## WHAT IS ASKED
Find each line containing the string "virtual" and return it.

## ENTRIES SUPPLIED
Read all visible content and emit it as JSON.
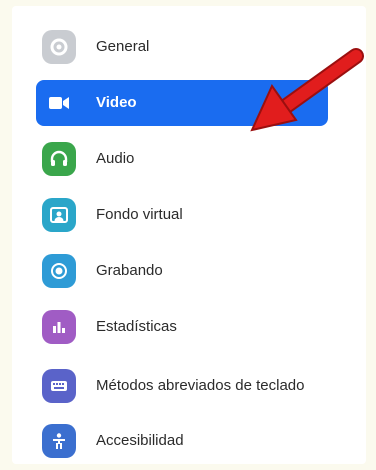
{
  "colors": {
    "accent": "#1a6cf0",
    "general": "#c9ccd1",
    "audio": "#3aa64b",
    "fondo": "#2aa6c9",
    "grabando": "#2e9bd6",
    "estadisticas": "#a05cc4",
    "metodos": "#5a63c9",
    "accesibilidad": "#3b6fcf",
    "annotation_arrow": "#e11d1d"
  },
  "sidebar": {
    "items": [
      {
        "label": "General",
        "icon": "gear-icon",
        "active": false
      },
      {
        "label": "Video",
        "icon": "video-camera-icon",
        "active": true
      },
      {
        "label": "Audio",
        "icon": "headphones-icon",
        "active": false
      },
      {
        "label": "Fondo virtual",
        "icon": "virtual-background-icon",
        "active": false
      },
      {
        "label": "Grabando",
        "icon": "record-icon",
        "active": false
      },
      {
        "label": "Estadísticas",
        "icon": "statistics-icon",
        "active": false
      },
      {
        "label": "Métodos abreviados de teclado",
        "icon": "keyboard-icon",
        "active": false
      },
      {
        "label": "Accesibilidad",
        "icon": "accessibility-icon",
        "active": false
      }
    ]
  }
}
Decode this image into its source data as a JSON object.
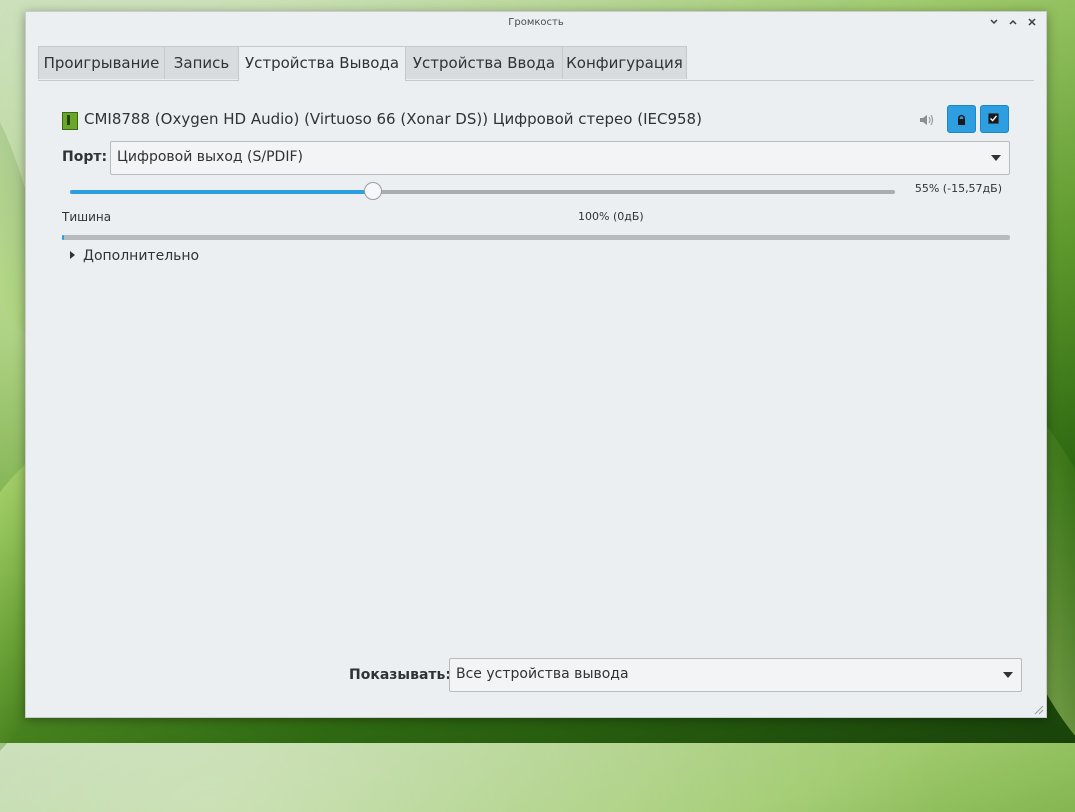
{
  "window": {
    "title": "Громкость",
    "controls": [
      "minimize-icon",
      "maximize-icon",
      "close-icon"
    ]
  },
  "tabs": [
    {
      "label": "Проигрывание",
      "active": false
    },
    {
      "label": "Запись",
      "active": false
    },
    {
      "label": "Устройства Вывода",
      "active": true
    },
    {
      "label": "Устройства Ввода",
      "active": false
    },
    {
      "label": "Конфигурация",
      "active": false
    }
  ],
  "device": {
    "name": "CMI8788 (Oxygen HD Audio) (Virtuoso 66 (Xonar DS)) Цифровой стерео (IEC958)",
    "icon": "sound-card-icon",
    "speaker_icon": "speaker-icon",
    "mute_icon": "lock-icon",
    "default_icon": "checkbox-icon",
    "port_label": "Порт:",
    "port_value": "Цифровой выход (S/PDIF)",
    "volume_percent": 55,
    "volume_text": "55% (-15,57дБ)",
    "scale_silence": "Тишина",
    "scale_full": "100% (0дБ)",
    "meter_level": 0.002,
    "advanced_label": "Дополнительно"
  },
  "footer": {
    "show_label": "Показывать:",
    "show_value": "Все устройства вывода"
  },
  "colors": {
    "accent": "#2d9fe0",
    "window_bg": "#eceff1",
    "device_icon": "#6aa629"
  }
}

## TASK OUTPUT
        "label": "Fondo virtual",
        "icon": "virtual-background-icon",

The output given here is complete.